Work instructions =>
Identify the lines that contain the string "India", then copy each of them.
++++ Records supplied
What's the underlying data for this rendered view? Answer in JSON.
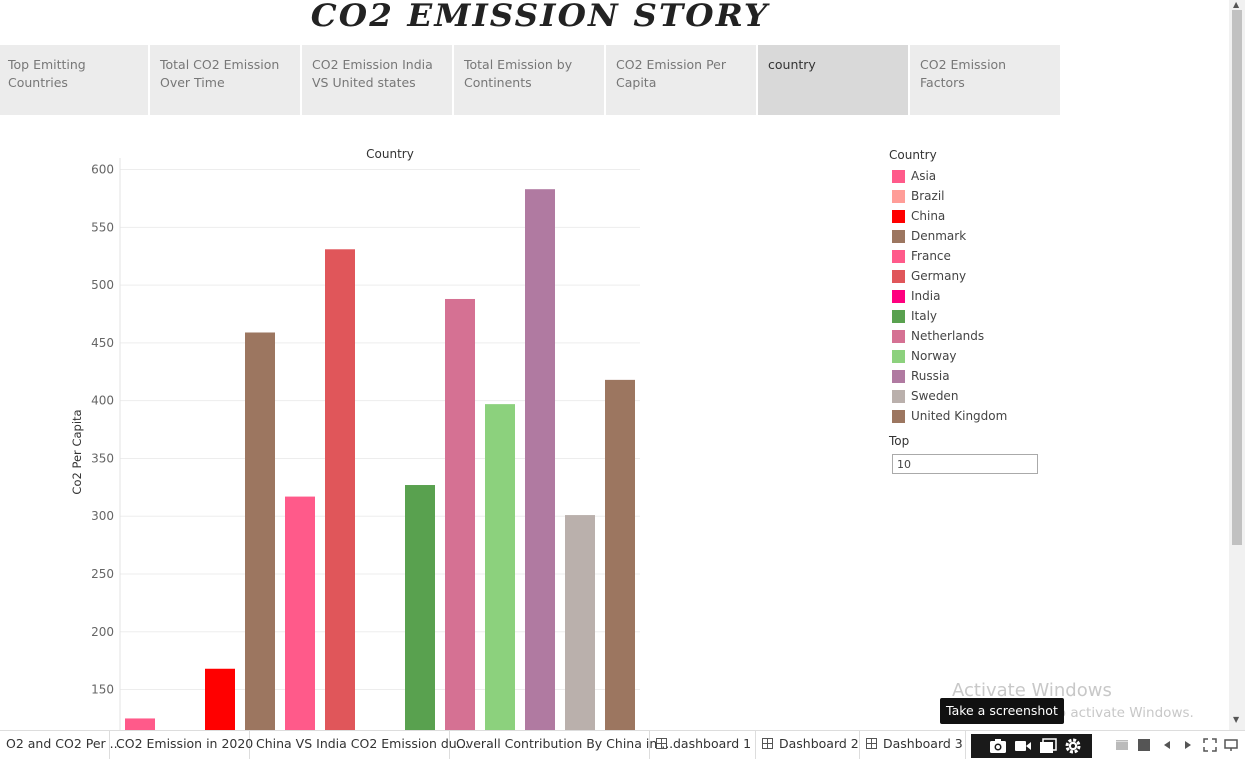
{
  "story": {
    "title": "CO2 EMISSION STORY",
    "points": [
      {
        "label": "Top Emitting Countries",
        "active": false
      },
      {
        "label": "Total CO2 Emission Over Time",
        "active": false
      },
      {
        "label": "CO2 Emission India VS United states",
        "active": false
      },
      {
        "label": "Total Emission by Continents",
        "active": false
      },
      {
        "label": "CO2 Emission Per Capita",
        "active": false
      },
      {
        "label": "country",
        "active": true
      },
      {
        "label": "CO2 Emission Factors",
        "active": false
      }
    ]
  },
  "chart_data": {
    "type": "bar",
    "title": "Country",
    "xlabel": "",
    "ylabel": "Co2 Per Capita",
    "ylim": [
      115,
      610
    ],
    "yticks": [
      150,
      200,
      250,
      300,
      350,
      400,
      450,
      500,
      550,
      600
    ],
    "grid": true,
    "categories": [
      "Asia",
      "Brazil",
      "China",
      "Denmark",
      "France",
      "Germany",
      "India",
      "Italy",
      "Netherlands",
      "Norway",
      "Russia",
      "Sweden",
      "United Kingdom"
    ],
    "values": [
      125,
      null,
      168,
      459,
      317,
      531,
      null,
      327,
      488,
      397,
      583,
      301,
      418
    ],
    "colors": [
      "#ff5a8a",
      "#ff9d98",
      "#ff0000",
      "#9c7660",
      "#ff5a8a",
      "#e0565a",
      "#ff007f",
      "#59a14f",
      "#d57193",
      "#8cd17d",
      "#b07aa1",
      "#bab0ac",
      "#9c7660"
    ]
  },
  "legend": {
    "title": "Country",
    "items": [
      {
        "label": "Asia",
        "color": "#ff5a8a"
      },
      {
        "label": "Brazil",
        "color": "#ff9d98"
      },
      {
        "label": "China",
        "color": "#ff0000"
      },
      {
        "label": "Denmark",
        "color": "#9c7660"
      },
      {
        "label": "France",
        "color": "#ff5a8a"
      },
      {
        "label": "Germany",
        "color": "#e0565a"
      },
      {
        "label": "India",
        "color": "#ff007f"
      },
      {
        "label": "Italy",
        "color": "#59a14f"
      },
      {
        "label": "Netherlands",
        "color": "#d57193"
      },
      {
        "label": "Norway",
        "color": "#8cd17d"
      },
      {
        "label": "Russia",
        "color": "#b07aa1"
      },
      {
        "label": "Sweden",
        "color": "#bab0ac"
      },
      {
        "label": "United Kingdom",
        "color": "#9c7660"
      }
    ]
  },
  "top_filter": {
    "label": "Top",
    "value": "10"
  },
  "watermark": {
    "title": "Activate Windows",
    "subtitle": "Go to Settings to activate Windows."
  },
  "tooltip": "Take a screenshot",
  "bottom_tabs": [
    {
      "label": "O2 and CO2 Per ...",
      "icon": ""
    },
    {
      "label": "CO2 Emission in 2020",
      "icon": ""
    },
    {
      "label": "China VS India CO2 Emission du...",
      "icon": ""
    },
    {
      "label": "Overall Contribution By China in ...",
      "icon": ""
    },
    {
      "label": "dashboard 1",
      "icon": "dashboard-icon"
    },
    {
      "label": "Dashboard 2",
      "icon": "dashboard-icon"
    },
    {
      "label": "Dashboard 3",
      "icon": "dashboard-icon"
    }
  ]
}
++++++++
The response =>
        "label": "CO2 Emission India VS United states",
      "India",
        "label": "India",
      "label": "China VS India CO2 Emission du...",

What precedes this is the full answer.